Quote every line as given.

____________

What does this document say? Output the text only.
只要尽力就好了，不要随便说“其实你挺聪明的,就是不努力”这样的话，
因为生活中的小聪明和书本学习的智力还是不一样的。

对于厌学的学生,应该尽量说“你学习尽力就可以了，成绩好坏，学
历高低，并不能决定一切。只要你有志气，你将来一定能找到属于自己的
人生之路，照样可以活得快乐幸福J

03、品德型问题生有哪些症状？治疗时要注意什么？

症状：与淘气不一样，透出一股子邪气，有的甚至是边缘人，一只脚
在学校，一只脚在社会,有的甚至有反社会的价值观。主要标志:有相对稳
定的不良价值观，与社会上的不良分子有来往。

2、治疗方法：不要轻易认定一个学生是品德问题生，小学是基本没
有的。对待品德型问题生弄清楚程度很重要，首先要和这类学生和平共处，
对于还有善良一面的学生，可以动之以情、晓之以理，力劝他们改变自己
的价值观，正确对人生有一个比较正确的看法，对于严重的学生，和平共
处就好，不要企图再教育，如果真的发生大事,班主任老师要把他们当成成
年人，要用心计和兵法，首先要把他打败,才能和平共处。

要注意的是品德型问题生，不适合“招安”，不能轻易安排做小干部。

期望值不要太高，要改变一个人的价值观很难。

____________

» WRITTEN REPLY
What does this document say? Output the text only.
只要尽力就好了，不要随便说“其实你挺聪明的,就是不努力”这样的话，
因为生活中的小聪明和书本学习的智力还是不一样的。

对于厌学的学生,应该尽量说“你学习尽力就可以了，成绩好坏，学
历高低，并不能决定一切。只要你有志气，你将来一定能找到属于自己的
人生之路，照样可以活得快乐幸福J

03、品德型问题生有哪些症状？治疗时要注意什么？

症状：与淘气不一样，透出一股子邪气，有的甚至是边缘人，一只脚
在学校，一只脚在社会,有的甚至有反社会的价值观。主要标志:有相对稳
定的不良价值观，与社会上的不良分子有来往。

2、治疗方法：不要轻易认定一个学生是品德问题生，小学是基本没
有的。对待品德型问题生弄清楚程度很重要，首先要和这类学生和平共处，
对于还有善良一面的学生，可以动之以情、晓之以理，力劝他们改变自己
的价值观，正确对人生有一个比较正确的看法，对于严重的学生，和平共
处就好，不要企图再教育，如果真的发生大事,班主任老师要把他们当成成
年人，要用心计和兵法，首先要把他打败,才能和平共处。

要注意的是品德型问题生，不适合“招安”，不能轻易安排做小干部。

期望值不要太高，要改变一个人的价值观很难。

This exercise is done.